(Dataset entries)
□ □ □ □ □

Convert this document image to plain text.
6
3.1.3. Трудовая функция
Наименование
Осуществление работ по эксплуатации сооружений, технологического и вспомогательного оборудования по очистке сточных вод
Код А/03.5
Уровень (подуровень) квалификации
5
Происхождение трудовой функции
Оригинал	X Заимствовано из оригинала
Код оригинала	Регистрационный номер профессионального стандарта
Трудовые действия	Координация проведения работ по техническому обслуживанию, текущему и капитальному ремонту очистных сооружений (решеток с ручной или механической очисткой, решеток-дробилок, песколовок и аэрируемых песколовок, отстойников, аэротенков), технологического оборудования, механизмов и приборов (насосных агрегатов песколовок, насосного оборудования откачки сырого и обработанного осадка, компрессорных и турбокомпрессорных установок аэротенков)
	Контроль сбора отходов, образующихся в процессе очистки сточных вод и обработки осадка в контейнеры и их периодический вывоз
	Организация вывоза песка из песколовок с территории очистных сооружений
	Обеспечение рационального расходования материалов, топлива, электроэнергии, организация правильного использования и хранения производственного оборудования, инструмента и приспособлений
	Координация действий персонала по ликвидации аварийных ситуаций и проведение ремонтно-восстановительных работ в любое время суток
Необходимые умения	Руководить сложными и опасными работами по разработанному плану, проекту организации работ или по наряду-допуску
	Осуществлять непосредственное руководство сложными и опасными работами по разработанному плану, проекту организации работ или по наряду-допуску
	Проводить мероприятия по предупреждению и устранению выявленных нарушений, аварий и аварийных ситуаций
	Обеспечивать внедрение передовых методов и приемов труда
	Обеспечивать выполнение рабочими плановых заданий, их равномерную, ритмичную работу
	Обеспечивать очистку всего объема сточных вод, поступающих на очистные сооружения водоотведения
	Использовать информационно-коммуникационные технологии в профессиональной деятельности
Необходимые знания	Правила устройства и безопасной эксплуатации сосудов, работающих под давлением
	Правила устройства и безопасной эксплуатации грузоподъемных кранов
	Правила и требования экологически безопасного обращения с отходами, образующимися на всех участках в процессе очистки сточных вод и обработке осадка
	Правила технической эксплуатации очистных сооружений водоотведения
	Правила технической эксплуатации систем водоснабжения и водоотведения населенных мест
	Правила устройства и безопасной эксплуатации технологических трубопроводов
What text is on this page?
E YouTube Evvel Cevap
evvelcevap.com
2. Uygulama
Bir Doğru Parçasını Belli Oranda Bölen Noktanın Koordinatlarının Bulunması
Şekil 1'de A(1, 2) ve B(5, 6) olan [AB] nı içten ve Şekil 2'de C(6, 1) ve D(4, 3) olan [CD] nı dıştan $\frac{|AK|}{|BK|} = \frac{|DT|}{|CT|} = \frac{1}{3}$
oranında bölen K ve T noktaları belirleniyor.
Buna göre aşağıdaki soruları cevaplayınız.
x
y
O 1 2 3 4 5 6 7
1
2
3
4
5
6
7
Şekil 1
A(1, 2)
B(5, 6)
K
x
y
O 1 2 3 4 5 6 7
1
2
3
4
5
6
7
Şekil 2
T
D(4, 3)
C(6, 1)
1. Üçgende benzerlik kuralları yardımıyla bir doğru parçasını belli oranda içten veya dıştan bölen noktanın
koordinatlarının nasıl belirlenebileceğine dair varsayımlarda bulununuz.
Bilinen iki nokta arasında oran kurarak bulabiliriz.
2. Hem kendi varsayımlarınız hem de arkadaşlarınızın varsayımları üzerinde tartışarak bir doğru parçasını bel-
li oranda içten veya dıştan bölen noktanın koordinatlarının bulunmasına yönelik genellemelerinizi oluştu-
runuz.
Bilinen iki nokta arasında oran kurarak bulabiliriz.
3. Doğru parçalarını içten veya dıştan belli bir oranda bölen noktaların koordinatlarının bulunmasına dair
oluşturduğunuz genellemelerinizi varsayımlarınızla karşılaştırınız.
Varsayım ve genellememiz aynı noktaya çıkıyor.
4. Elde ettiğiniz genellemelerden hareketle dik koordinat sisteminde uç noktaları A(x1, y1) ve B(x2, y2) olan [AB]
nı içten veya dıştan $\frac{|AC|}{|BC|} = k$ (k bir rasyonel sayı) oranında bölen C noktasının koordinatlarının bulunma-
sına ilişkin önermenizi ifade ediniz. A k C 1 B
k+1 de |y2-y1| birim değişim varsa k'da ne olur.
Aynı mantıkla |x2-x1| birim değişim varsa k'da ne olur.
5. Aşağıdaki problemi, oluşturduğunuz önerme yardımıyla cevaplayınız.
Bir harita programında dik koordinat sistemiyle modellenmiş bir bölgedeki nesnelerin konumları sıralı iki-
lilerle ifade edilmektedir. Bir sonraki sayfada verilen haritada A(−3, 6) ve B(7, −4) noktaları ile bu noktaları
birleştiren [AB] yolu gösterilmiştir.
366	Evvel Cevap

□ □ □ □ □

» **Brief**
Each line with the string "водоотведения" in it needs to be found and copied.

» **Reply**
	Обеспечивать очистку всего объема сточных вод, поступающих на очистные сооружения водоотведения
	Правила технической эксплуатации очистных сооружений водоотведения
	Правила технической эксплуатации систем водоснабжения и водоотведения населенных мест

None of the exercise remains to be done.